TASK STATEMENT: Read the lines that follow and pick out every one containing the word "Iteration".

Dataset items:
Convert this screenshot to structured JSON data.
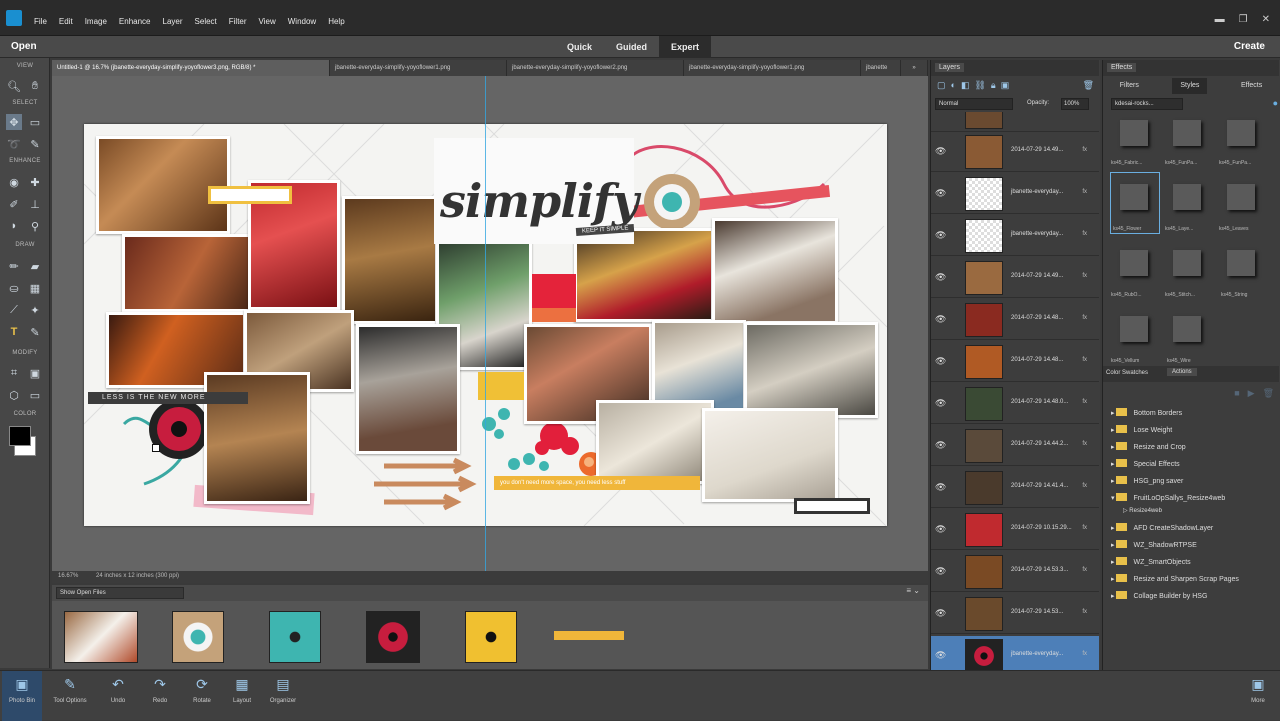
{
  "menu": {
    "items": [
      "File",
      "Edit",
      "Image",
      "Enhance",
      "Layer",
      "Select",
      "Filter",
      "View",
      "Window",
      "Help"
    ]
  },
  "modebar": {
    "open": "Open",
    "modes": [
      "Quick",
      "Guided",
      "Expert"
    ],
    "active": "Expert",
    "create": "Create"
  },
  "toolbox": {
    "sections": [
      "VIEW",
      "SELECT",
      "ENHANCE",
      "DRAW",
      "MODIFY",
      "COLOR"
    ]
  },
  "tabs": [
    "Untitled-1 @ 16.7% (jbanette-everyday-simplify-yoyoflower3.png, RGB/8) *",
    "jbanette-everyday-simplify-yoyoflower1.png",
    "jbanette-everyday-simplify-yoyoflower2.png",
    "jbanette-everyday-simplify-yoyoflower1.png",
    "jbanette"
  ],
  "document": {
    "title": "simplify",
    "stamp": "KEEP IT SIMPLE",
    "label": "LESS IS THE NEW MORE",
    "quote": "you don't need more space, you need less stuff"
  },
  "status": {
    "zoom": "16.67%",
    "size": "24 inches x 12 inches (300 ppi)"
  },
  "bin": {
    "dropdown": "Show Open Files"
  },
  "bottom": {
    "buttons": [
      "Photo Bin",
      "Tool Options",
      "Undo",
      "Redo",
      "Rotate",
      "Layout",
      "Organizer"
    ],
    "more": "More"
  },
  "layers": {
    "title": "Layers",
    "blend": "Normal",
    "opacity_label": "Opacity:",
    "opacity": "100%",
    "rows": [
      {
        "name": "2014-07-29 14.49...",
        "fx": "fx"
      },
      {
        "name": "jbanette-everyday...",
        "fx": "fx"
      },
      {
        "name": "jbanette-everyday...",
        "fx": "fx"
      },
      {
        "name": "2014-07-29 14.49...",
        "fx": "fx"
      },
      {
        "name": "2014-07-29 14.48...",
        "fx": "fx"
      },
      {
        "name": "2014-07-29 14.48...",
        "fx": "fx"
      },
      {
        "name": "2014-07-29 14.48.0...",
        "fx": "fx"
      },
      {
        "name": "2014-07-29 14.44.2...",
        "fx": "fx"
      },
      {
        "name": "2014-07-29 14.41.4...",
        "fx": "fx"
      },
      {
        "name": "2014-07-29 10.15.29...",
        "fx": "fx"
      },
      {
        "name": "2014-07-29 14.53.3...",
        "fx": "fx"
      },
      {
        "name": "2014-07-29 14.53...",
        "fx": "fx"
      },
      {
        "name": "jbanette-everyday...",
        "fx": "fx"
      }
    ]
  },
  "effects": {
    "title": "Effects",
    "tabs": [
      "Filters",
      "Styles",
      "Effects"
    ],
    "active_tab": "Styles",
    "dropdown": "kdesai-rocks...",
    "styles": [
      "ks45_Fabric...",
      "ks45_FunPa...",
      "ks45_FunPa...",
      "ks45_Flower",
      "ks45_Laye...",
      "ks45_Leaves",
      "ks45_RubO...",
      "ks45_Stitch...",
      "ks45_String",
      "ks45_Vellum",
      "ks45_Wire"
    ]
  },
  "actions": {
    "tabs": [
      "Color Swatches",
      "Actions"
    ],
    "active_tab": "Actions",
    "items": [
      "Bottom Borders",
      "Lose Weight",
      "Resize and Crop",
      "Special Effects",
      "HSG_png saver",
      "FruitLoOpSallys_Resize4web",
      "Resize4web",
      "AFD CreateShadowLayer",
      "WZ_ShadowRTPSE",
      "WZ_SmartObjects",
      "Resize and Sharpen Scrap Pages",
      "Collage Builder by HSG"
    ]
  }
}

==

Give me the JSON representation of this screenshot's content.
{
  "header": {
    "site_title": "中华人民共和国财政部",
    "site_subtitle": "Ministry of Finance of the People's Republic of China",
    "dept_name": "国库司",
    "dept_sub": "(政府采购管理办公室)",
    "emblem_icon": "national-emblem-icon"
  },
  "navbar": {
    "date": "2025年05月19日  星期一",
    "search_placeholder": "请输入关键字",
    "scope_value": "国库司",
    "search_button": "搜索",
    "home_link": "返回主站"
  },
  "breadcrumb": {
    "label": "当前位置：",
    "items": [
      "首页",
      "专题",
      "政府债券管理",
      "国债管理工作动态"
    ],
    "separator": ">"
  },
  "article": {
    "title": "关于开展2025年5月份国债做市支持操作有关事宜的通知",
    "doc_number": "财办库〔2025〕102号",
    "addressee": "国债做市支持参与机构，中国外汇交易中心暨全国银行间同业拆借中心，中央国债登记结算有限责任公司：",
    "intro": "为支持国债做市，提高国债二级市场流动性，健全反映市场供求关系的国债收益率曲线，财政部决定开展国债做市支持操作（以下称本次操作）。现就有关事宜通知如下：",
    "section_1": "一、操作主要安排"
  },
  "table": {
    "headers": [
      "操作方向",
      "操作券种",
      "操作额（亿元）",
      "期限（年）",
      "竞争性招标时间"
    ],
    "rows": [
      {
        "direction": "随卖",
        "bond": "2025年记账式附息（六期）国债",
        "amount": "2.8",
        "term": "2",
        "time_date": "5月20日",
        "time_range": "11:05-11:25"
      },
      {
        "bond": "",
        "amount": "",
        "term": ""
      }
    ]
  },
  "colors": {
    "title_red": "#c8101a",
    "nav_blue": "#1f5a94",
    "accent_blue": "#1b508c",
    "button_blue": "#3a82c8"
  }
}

...

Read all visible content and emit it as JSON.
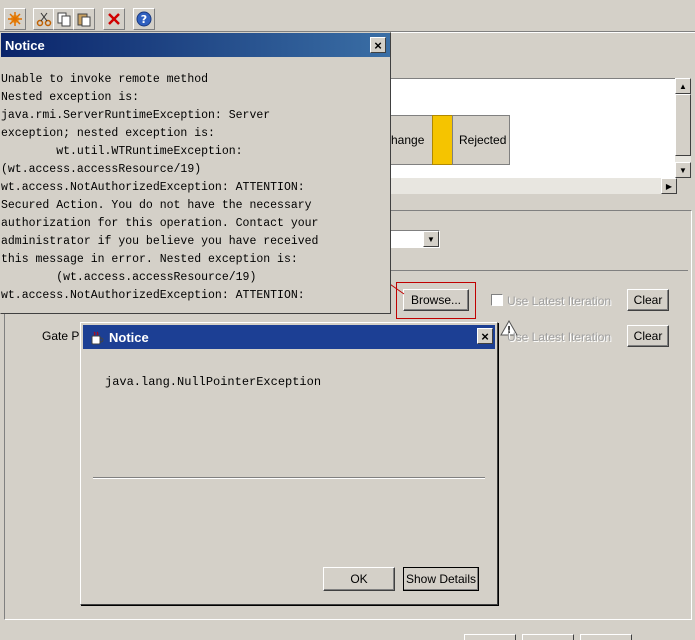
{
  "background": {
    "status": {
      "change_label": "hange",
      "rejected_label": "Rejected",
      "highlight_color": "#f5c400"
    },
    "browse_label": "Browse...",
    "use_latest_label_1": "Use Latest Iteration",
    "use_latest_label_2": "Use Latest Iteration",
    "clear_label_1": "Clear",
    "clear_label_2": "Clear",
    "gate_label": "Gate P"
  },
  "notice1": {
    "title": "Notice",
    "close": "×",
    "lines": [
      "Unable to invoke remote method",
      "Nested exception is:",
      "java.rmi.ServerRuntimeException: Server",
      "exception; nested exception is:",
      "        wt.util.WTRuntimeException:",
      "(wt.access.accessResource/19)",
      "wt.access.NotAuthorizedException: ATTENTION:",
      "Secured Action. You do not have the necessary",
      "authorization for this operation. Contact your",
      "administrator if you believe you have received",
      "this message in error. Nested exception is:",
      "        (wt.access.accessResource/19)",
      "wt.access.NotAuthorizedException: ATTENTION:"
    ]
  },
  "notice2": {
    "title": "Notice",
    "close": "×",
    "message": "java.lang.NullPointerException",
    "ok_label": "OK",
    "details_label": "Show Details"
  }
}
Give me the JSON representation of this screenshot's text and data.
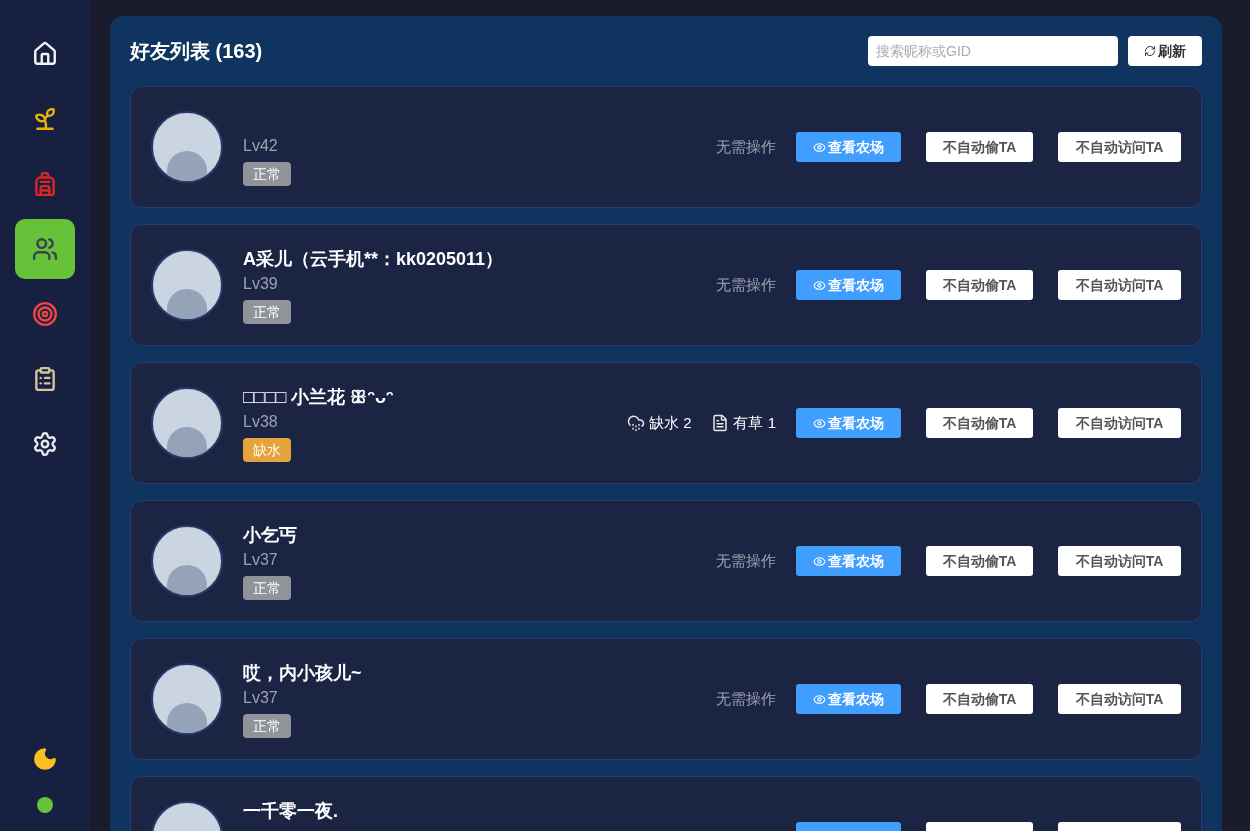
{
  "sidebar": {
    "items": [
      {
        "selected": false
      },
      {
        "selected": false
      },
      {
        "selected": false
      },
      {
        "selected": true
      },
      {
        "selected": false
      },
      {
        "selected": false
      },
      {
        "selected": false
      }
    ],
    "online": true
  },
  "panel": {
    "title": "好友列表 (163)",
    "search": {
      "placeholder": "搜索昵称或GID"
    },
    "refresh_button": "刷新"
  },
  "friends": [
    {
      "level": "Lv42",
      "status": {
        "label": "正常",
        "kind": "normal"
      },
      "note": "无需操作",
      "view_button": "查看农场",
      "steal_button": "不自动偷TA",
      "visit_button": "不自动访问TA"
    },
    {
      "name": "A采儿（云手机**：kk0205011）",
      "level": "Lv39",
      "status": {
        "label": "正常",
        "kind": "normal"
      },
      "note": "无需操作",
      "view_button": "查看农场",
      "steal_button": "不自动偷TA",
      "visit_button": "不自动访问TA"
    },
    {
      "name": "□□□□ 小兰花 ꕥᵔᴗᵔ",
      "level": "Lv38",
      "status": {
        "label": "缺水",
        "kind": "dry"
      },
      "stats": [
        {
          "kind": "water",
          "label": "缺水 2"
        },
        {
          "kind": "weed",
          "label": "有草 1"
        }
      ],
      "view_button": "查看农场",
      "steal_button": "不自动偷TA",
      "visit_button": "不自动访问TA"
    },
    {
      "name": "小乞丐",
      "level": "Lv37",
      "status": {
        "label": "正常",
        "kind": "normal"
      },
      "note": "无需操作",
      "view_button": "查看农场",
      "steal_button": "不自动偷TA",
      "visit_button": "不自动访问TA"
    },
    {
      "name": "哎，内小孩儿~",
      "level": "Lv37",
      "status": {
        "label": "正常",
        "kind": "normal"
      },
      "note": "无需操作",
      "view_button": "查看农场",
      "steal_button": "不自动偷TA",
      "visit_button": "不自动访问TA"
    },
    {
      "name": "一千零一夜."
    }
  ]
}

TASK RESPONSE:
    "use_latest_label_1": "Use Latest Iteration",
    "use_latest_label_2": "Use Latest Iteration",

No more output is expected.